Identify all lines below that hold "della" and collect them.
══ DATA FOR PROCESSING ══
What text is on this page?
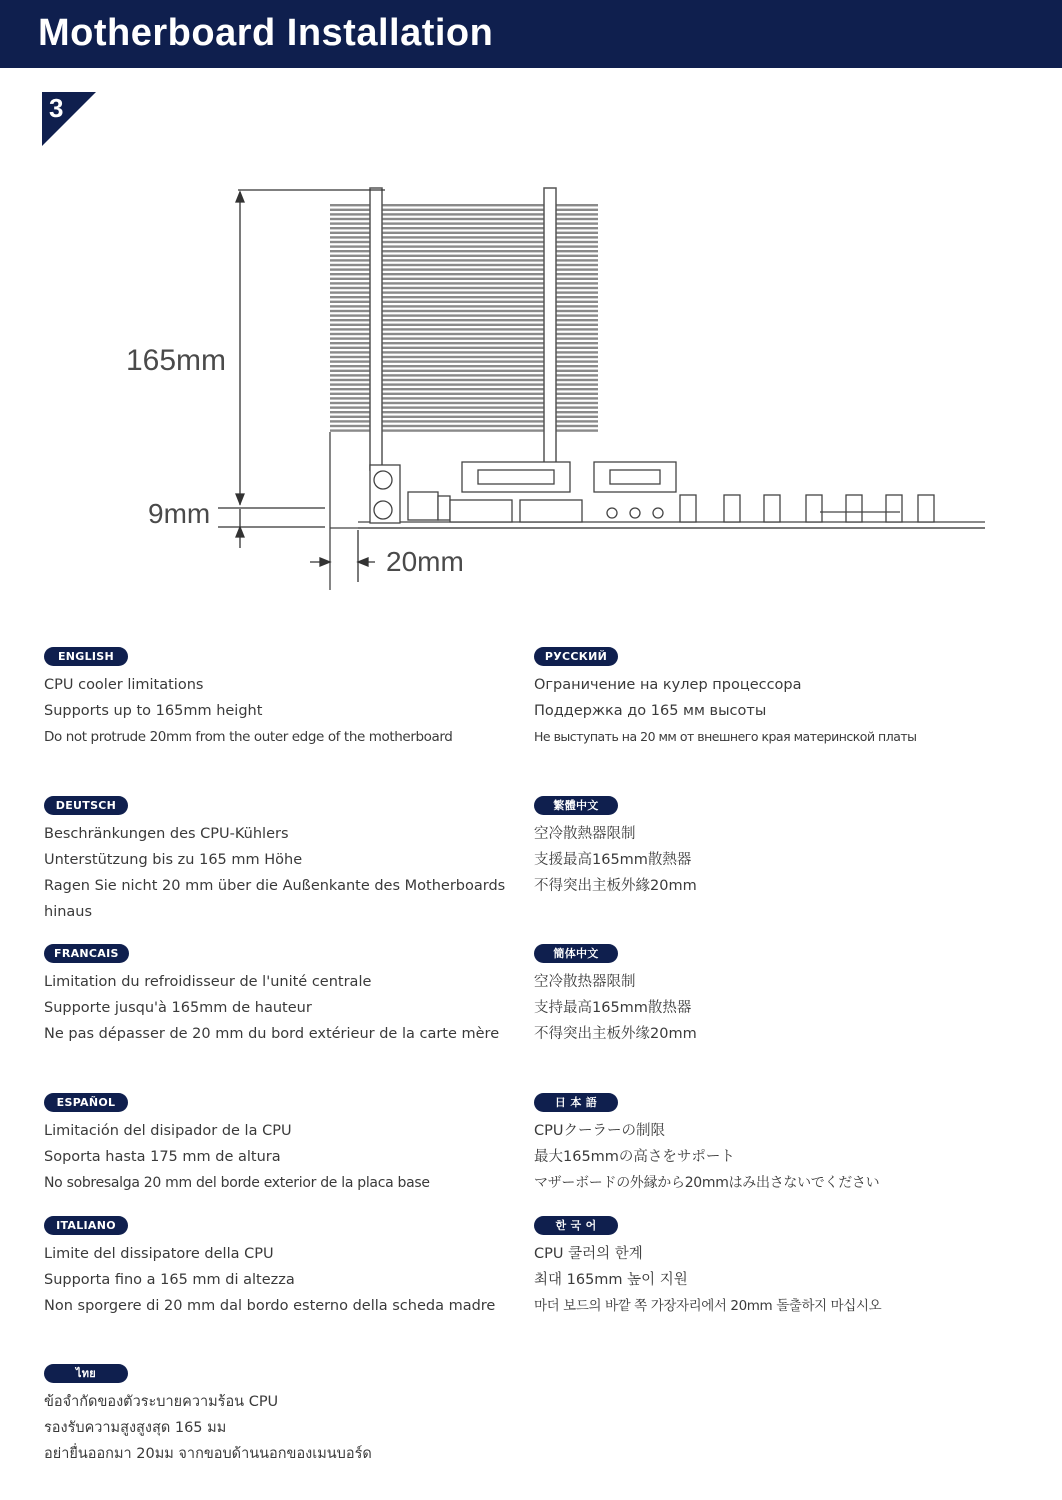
Motherboard Installation
3
165mm
9mm
20mm
ENGLISH

CPU cooler limitations

Supports up to 165mm height

Do not protrude 20mm from the outer edge of the motherboard

РУССКИЙ

Ограничение на кулер процессора

Поддержка до 165 мм высоты

Не выступать на 20 мм от внешнего края материнской платы

DEUTSCH

Beschränkungen des CPU-Kühlers

Unterstützung bis zu 165 mm Höhe

Ragen Sie nicht 20 mm über die Außenkante des Motherboards hinaus

繁體中文

空冷散熱器限制

支援最高165mm散熱器

不得突出主板外緣20mm

FRANCAIS

Limitation du refroidisseur de l'unité centrale

Supporte jusqu'à 165mm de hauteur

Ne pas dépasser de 20 mm du bord extérieur de la carte mère

簡体中文

空冷散热器限制

支持最高165mm散热器

不得突出主板外缘20mm

ESPAÑOL

Limitación del disipador de la CPU

Soporta hasta 175 mm de altura

No sobresalga 20 mm del borde exterior de la placa base

日 本 語

CPUクーラーの制限

最大165mmの高さをサポート

マザーボードの外縁から20mmはみ出さないでください

ITALIANO

Limite del dissipatore della CPU

Supporta fino a 165 mm di altezza

Non sporgere di 20 mm dal bordo esterno della scheda madre

한 국 어

CPU 쿨러의 한계

최대 165mm 높이 지원

마더 보드의 바깥 쪽 가장자리에서 20mm 돌출하지 마십시오

ไทย

ข้อจำกัดของตัวระบายความร้อน CPU

รองรับความสูงสูงสุด 165 มม

อย่ายื่นออกมา 20มม จากขอบด้านนอกของเมนบอร์ด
═══
SOLUTION BELOW |
Limite del dissipatore della CPU
Non sporgere di 20 mm dal bordo esterno della scheda madre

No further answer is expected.